## Task brief
Copy the data word for word, starting at the first line and ending with the line that contains "data-point: [582, 146, 595, 159]".

──────── Material for this task

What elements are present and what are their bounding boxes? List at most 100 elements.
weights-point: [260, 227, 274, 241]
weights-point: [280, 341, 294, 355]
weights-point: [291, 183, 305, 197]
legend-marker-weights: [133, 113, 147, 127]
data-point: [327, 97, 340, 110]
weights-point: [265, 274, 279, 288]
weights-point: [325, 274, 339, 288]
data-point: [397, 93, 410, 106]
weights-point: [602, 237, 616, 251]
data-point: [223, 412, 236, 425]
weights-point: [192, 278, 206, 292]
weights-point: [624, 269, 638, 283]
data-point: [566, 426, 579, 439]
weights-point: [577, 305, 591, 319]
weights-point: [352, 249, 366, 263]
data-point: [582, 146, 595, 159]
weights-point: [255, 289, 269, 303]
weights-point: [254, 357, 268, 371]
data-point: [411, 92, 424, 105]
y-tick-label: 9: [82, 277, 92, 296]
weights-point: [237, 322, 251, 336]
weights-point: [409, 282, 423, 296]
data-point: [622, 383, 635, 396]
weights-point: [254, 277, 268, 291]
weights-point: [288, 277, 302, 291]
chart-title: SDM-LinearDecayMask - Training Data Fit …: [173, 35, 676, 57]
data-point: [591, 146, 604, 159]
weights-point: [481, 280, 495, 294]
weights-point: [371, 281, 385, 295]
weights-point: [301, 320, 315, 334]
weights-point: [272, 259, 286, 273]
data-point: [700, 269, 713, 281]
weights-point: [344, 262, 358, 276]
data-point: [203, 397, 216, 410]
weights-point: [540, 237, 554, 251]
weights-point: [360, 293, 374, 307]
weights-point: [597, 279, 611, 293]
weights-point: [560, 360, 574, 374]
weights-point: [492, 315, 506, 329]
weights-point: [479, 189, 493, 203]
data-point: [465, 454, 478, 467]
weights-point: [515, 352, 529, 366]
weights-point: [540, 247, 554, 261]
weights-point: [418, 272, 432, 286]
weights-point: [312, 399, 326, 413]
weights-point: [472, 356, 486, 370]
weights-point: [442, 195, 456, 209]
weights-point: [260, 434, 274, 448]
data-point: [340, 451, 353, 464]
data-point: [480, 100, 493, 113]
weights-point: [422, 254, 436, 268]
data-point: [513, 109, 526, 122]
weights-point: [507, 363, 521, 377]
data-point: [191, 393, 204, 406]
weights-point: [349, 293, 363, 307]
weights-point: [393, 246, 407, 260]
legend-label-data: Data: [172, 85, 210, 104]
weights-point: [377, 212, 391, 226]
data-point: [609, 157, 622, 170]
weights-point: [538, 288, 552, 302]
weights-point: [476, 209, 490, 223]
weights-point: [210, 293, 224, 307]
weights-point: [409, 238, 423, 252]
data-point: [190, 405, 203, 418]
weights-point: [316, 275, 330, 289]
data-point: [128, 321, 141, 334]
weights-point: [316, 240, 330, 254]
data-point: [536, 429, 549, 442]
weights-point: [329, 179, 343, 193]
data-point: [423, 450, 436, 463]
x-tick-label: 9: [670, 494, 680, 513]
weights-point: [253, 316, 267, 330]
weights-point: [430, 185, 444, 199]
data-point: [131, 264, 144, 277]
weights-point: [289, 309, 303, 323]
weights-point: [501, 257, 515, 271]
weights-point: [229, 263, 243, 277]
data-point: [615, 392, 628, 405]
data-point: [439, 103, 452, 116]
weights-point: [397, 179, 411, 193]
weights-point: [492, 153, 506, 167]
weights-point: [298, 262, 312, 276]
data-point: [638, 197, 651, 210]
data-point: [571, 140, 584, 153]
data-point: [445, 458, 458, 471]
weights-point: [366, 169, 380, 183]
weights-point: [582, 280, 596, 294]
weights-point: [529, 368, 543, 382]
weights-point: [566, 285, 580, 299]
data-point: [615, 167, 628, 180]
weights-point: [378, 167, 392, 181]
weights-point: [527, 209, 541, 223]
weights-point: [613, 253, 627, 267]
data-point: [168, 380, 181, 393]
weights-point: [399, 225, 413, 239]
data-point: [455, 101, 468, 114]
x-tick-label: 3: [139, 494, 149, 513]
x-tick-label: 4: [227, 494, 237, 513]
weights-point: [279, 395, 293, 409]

────────────────

## Reply
What elements are present and what are their bounding boxes? List at most 100 elements.
weights-point: [260, 227, 274, 241]
weights-point: [280, 341, 294, 355]
weights-point: [291, 183, 305, 197]
legend-marker-weights: [133, 113, 147, 127]
data-point: [327, 97, 340, 110]
weights-point: [265, 274, 279, 288]
weights-point: [325, 274, 339, 288]
data-point: [397, 93, 410, 106]
weights-point: [602, 237, 616, 251]
data-point: [223, 412, 236, 425]
weights-point: [192, 278, 206, 292]
weights-point: [624, 269, 638, 283]
data-point: [566, 426, 579, 439]
weights-point: [577, 305, 591, 319]
weights-point: [352, 249, 366, 263]
data-point: [582, 146, 595, 159]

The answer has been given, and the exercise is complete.